● Given exercise
Reproduce every line of the entries below verbatim, with no changes.

======== Recorded information

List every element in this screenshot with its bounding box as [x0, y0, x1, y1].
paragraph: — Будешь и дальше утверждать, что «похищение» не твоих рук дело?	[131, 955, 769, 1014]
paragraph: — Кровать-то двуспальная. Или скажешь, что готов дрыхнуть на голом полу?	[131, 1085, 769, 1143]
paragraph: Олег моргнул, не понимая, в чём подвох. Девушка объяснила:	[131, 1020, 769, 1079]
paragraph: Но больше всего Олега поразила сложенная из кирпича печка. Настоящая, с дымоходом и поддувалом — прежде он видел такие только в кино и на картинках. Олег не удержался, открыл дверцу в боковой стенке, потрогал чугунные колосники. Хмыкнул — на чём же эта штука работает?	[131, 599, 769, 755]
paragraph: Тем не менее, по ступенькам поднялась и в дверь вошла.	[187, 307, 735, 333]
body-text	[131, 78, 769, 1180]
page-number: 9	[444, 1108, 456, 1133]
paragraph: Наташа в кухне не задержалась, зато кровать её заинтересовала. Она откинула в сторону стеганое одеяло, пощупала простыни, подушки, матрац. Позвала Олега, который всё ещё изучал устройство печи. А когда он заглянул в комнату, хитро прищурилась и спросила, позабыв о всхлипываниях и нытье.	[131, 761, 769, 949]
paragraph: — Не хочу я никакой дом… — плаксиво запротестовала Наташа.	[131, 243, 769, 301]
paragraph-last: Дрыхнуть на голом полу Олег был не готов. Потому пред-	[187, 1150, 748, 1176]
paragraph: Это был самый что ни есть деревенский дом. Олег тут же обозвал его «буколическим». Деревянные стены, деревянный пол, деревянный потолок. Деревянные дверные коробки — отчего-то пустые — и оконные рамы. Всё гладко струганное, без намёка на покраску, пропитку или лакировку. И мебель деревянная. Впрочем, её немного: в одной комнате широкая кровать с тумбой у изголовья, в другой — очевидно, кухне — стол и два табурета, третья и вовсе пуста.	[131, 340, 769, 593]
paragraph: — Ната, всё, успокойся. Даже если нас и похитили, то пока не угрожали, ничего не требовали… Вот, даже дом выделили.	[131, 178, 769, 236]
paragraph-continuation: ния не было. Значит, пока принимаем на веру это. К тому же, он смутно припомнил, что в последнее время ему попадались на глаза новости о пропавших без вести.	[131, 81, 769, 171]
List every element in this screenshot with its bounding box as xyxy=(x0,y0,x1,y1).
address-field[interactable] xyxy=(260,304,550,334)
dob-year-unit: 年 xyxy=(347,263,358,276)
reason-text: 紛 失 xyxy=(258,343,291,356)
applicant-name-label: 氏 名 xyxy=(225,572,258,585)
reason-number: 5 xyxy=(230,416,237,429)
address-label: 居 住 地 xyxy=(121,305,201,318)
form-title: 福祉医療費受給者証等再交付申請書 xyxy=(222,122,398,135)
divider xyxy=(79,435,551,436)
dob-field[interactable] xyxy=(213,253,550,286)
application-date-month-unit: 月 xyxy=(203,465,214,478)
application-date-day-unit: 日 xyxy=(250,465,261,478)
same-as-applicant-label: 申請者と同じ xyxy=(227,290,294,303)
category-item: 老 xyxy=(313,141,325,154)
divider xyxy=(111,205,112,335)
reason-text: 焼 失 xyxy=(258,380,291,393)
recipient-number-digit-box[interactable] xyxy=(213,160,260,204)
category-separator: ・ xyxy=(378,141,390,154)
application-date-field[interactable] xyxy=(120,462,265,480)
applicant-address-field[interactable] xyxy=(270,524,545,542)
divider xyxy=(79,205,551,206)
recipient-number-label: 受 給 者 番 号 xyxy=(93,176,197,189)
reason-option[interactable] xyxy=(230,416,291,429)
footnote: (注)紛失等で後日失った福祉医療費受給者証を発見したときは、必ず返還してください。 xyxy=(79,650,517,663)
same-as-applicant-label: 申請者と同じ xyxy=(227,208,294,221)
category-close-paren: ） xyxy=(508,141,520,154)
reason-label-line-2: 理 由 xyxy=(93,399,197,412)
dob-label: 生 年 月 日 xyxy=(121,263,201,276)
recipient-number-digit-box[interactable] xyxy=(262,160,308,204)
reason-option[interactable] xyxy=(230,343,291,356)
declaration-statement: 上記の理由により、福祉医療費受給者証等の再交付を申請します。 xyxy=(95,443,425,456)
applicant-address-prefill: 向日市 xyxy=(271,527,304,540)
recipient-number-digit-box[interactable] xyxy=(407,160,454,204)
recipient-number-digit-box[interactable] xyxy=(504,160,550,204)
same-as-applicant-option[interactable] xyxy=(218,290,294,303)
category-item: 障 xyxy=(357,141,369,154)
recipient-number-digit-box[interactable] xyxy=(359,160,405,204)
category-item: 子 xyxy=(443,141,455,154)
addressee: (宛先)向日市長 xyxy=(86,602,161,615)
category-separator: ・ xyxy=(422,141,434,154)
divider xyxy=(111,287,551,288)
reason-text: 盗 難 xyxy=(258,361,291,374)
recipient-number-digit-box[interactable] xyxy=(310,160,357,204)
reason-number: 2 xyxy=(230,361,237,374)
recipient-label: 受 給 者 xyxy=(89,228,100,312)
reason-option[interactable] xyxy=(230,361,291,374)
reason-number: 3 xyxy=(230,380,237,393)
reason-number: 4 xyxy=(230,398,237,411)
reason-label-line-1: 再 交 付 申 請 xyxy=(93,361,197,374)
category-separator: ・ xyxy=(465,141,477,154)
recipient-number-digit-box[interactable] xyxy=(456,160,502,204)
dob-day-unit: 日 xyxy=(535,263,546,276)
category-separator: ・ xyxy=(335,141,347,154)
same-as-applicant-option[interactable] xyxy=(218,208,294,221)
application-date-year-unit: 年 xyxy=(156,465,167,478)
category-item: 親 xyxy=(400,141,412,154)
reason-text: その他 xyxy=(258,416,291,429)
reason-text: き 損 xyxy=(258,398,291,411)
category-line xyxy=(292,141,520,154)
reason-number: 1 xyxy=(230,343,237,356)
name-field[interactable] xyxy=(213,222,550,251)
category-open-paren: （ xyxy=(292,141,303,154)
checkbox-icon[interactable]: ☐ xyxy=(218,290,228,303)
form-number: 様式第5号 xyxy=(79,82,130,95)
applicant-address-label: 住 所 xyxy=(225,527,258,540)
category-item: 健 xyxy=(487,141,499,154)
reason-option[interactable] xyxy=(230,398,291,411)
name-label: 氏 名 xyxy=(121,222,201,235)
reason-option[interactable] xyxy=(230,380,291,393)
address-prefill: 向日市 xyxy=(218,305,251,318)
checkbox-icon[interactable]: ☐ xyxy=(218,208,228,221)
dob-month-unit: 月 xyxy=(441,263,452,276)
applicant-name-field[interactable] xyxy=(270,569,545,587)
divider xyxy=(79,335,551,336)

================

● Finished answer
List every element in this screenshot with its bounding box as [x0, y0, x1, y1].
paragraph: — Будешь и дальше утверждать, что «похищение» не твоих рук дело?	[131, 955, 769, 1014]
paragraph: — Кровать-то двуспальная. Или скажешь, что готов дрыхнуть на голом полу?	[131, 1085, 769, 1143]
paragraph: Олег моргнул, не понимая, в чём подвох. Девушка объяснила:	[131, 1020, 769, 1079]
paragraph: Но больше всего Олега поразила сложенная из кирпича печка. Настоящая, с дымоходом и поддувалом — прежде он видел такие только в кино и на картинках. Олег не удержался, открыл дверцу в боковой стенке, потрогал чугунные колосники. Хмыкнул — на чём же эта штука работает?	[131, 599, 769, 755]
paragraph: Тем не менее, по ступенькам поднялась и в дверь вошла.	[187, 307, 735, 333]
body-text	[131, 78, 769, 1180]
page-number: 9	[444, 1108, 456, 1133]
paragraph: Наташа в кухне не задержалась, зато кровать её заинтересовала. Она откинула в сторону стеганое одеяло, пощупала простыни, подушки, матрац. Позвала Олега, который всё ещё изучал устройство печи. А когда он заглянул в комнату, хитро прищурилась и спросила, позабыв о всхлипываниях и нытье.	[131, 761, 769, 949]
paragraph: — Не хочу я никакой дом… — плаксиво запротестовала Наташа.	[131, 243, 769, 301]
paragraph-last: Дрыхнуть на голом полу Олег был не готов. Потому пред-	[187, 1150, 748, 1176]
paragraph: Это был самый что ни есть деревенский дом. Олег тут же обозвал его «буколическим». Деревянные стены, деревянный пол, деревянный потолок. Деревянные дверные коробки — отчего-то пустые — и оконные рамы. Всё гладко струганное, без намёка на покраску, пропитку или лакировку. И мебель деревянная. Впрочем, её немного: в одной комнате широкая кровать с тумбой у изголовья, в другой — очевидно, кухне — стол и два табурета, третья и вовсе пуста.	[131, 340, 769, 593]
paragraph: — Ната, всё, успокойся. Даже если нас и похитили, то пока не угрожали, ничего не требовали… Вот, даже дом выделили.	[131, 178, 769, 236]
paragraph-continuation: ния не было. Значит, пока принимаем на веру это. К тому же, он смутно припомнил, что в последнее время ему попадались на глаза новости о пропавших без вести.	[131, 81, 769, 171]
List every element in this screenshot with its bounding box as xyxy=(x0,y0,x1,y1).
address-field[interactable] xyxy=(260,304,550,334)
dob-year-unit: 年 xyxy=(347,263,358,276)
reason-text: 紛 失 xyxy=(258,343,291,356)
applicant-name-label: 氏 名 xyxy=(225,572,258,585)
reason-number: 5 xyxy=(230,416,237,429)
address-label: 居 住 地 xyxy=(121,305,201,318)
form-title: 福祉医療費受給者証等再交付申請書 xyxy=(222,122,398,135)
divider xyxy=(79,435,551,436)
dob-field[interactable] xyxy=(213,253,550,286)
application-date-month-unit: 月 xyxy=(203,465,214,478)
application-date-day-unit: 日 xyxy=(250,465,261,478)
same-as-applicant-label: 申請者と同じ xyxy=(227,290,294,303)
category-item: 老 xyxy=(313,141,325,154)
divider xyxy=(111,205,112,335)
reason-text: 焼 失 xyxy=(258,380,291,393)
recipient-number-digit-box[interactable] xyxy=(213,160,260,204)
category-separator: ・ xyxy=(378,141,390,154)
application-date-field[interactable] xyxy=(120,462,265,480)
applicant-address-field[interactable] xyxy=(270,524,545,542)
divider xyxy=(79,205,551,206)
recipient-number-label: 受 給 者 番 号 xyxy=(93,176,197,189)
reason-option[interactable] xyxy=(230,416,291,429)
footnote: (注)紛失等で後日失った福祉医療費受給者証を発見したときは、必ず返還してください。 xyxy=(79,650,517,663)
same-as-applicant-label: 申請者と同じ xyxy=(227,208,294,221)
category-close-paren: ） xyxy=(508,141,520,154)
reason-label-line-2: 理 由 xyxy=(93,399,197,412)
dob-label: 生 年 月 日 xyxy=(121,263,201,276)
recipient-number-digit-box[interactable] xyxy=(262,160,308,204)
reason-option[interactable] xyxy=(230,343,291,356)
declaration-statement: 上記の理由により、福祉医療費受給者証等の再交付を申請します。 xyxy=(95,443,425,456)
applicant-address-prefill: 向日市 xyxy=(271,527,304,540)
recipient-number-digit-box[interactable] xyxy=(407,160,454,204)
recipient-number-digit-box[interactable] xyxy=(504,160,550,204)
same-as-applicant-option[interactable] xyxy=(218,290,294,303)
category-item: 障 xyxy=(357,141,369,154)
recipient-number-digit-box[interactable] xyxy=(359,160,405,204)
category-item: 子 xyxy=(443,141,455,154)
addressee: (宛先)向日市長 xyxy=(86,602,161,615)
category-separator: ・ xyxy=(422,141,434,154)
divider xyxy=(111,287,551,288)
reason-text: 盗 難 xyxy=(258,361,291,374)
recipient-number-digit-box[interactable] xyxy=(310,160,357,204)
reason-number: 2 xyxy=(230,361,237,374)
recipient-label: 受 給 者 xyxy=(89,228,100,312)
reason-option[interactable] xyxy=(230,361,291,374)
reason-number: 3 xyxy=(230,380,237,393)
reason-number: 4 xyxy=(230,398,237,411)
reason-label-line-1: 再 交 付 申 請 xyxy=(93,361,197,374)
category-separator: ・ xyxy=(465,141,477,154)
recipient-number-digit-box[interactable] xyxy=(456,160,502,204)
dob-day-unit: 日 xyxy=(535,263,546,276)
category-separator: ・ xyxy=(335,141,347,154)
same-as-applicant-option[interactable] xyxy=(218,208,294,221)
application-date-year-unit: 年 xyxy=(156,465,167,478)
category-item: 親 xyxy=(400,141,412,154)
reason-text: その他 xyxy=(258,416,291,429)
reason-text: き 損 xyxy=(258,398,291,411)
category-line xyxy=(292,141,520,154)
reason-number: 1 xyxy=(230,343,237,356)
name-field[interactable] xyxy=(213,222,550,251)
category-open-paren: （ xyxy=(292,141,303,154)
checkbox-icon[interactable]: ☐ xyxy=(218,290,228,303)
form-number: 様式第5号 xyxy=(79,82,130,95)
applicant-address-label: 住 所 xyxy=(225,527,258,540)
category-item: 健 xyxy=(487,141,499,154)
reason-option[interactable] xyxy=(230,398,291,411)
name-label: 氏 名 xyxy=(121,222,201,235)
reason-option[interactable] xyxy=(230,380,291,393)
address-prefill: 向日市 xyxy=(218,305,251,318)
checkbox-icon[interactable]: ☐ xyxy=(218,208,228,221)
dob-month-unit: 月 xyxy=(441,263,452,276)
applicant-name-field[interactable] xyxy=(270,569,545,587)
divider xyxy=(79,335,551,336)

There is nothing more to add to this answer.